● What to do: Format every line of the rows below as a Markdown table with two columns, No. and Line, giving each line's number and its text. Omit blank lines.

(Element and region data)
════
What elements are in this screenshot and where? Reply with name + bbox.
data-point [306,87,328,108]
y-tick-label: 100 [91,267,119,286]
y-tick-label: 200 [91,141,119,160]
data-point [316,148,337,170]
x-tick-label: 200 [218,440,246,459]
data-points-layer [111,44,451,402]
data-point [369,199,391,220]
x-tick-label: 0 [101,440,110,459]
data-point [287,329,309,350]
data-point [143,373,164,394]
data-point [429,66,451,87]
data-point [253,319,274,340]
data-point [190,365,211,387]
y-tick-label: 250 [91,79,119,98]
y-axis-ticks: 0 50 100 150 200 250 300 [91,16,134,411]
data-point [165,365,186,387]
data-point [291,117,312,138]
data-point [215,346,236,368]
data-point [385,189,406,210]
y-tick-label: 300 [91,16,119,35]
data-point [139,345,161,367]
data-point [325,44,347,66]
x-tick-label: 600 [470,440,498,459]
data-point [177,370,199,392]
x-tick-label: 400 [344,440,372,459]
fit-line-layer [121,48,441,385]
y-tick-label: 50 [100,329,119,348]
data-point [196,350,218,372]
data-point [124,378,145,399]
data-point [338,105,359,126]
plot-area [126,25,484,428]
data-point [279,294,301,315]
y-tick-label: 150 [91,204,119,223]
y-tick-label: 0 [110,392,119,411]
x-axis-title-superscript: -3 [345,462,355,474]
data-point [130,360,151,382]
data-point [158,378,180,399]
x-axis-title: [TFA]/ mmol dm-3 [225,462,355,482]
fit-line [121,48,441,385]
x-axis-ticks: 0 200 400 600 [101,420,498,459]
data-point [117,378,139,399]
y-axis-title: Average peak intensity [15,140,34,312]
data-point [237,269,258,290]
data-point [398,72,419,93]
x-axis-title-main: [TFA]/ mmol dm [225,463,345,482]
════
● Task result:
| No. | Line |
|---|---|
| 1 | What elements are in this screenshot and where? Reply with name + bbox. |
| 2 | data-point [306,87,328,108] |
| 3 | y-tick-label: 100 [91,267,119,286] |
| 4 | y-tick-label: 200 [91,141,119,160] |
| 5 | data-point [316,148,337,170] |
| 6 | x-tick-label: 200 [218,440,246,459] |
| 7 | data-points-layer [111,44,451,402] |
| 8 | data-point [369,199,391,220] |
| 9 | x-tick-label: 0 [101,440,110,459] |
| 10 | data-point [287,329,309,350] |
| 11 | data-point [143,373,164,394] |
| 12 | data-point [429,66,451,87] |
| 13 | data-point [253,319,274,340] |
| 14 | data-point [190,365,211,387] |
| 15 | y-tick-label: 250 [91,79,119,98] |
| 16 | y-axis-ticks: 0 50 100 150 200 250 300 [91,16,134,411] |
| 17 | data-point [165,365,186,387] |
| 18 | data-point [291,117,312,138] |
| 19 | data-point [215,346,236,368] |
| 20 | data-point [385,189,406,210] |
| 21 | y-tick-label: 300 [91,16,119,35] |
| 22 | data-point [139,345,161,367] |
| 23 | data-point [325,44,347,66] |
| 24 | x-tick-label: 600 [470,440,498,459] |
| 25 | data-point [177,370,199,392] |
| 26 | x-tick-label: 400 [344,440,372,459] |
| 27 | fit-line-layer [121,48,441,385] |
| 28 | y-tick-label: 50 [100,329,119,348] |
| 29 | data-point [196,350,218,372] |
| 30 | data-point [124,378,145,399] |
| 31 | data-point [338,105,359,126] |
| 32 | plot-area [126,25,484,428] |
| 33 | data-point [279,294,301,315] |
| 34 | y-tick-label: 150 [91,204,119,223] |
| 35 | y-tick-label: 0 [110,392,119,411] |
| 36 | x-axis-title-superscript: -3 [345,462,355,474] |
| 37 | data-point [130,360,151,382] |
| 38 | data-point [158,378,180,399] |
| 39 | x-axis-title: [TFA]/ mmol dm-3 [225,462,355,482] |
| 40 | fit-line [121,48,441,385] |
| 41 | x-axis-ticks: 0 200 400 600 [101,420,498,459] |
| 42 | data-point [117,378,139,399] |
| 43 | y-axis-title: Average peak intensity [15,140,34,312] |
| 44 | data-point [237,269,258,290] |
| 45 | data-point [398,72,419,93] |
| 46 | x-axis-title-main: [TFA]/ mmol dm [225,463,345,482] |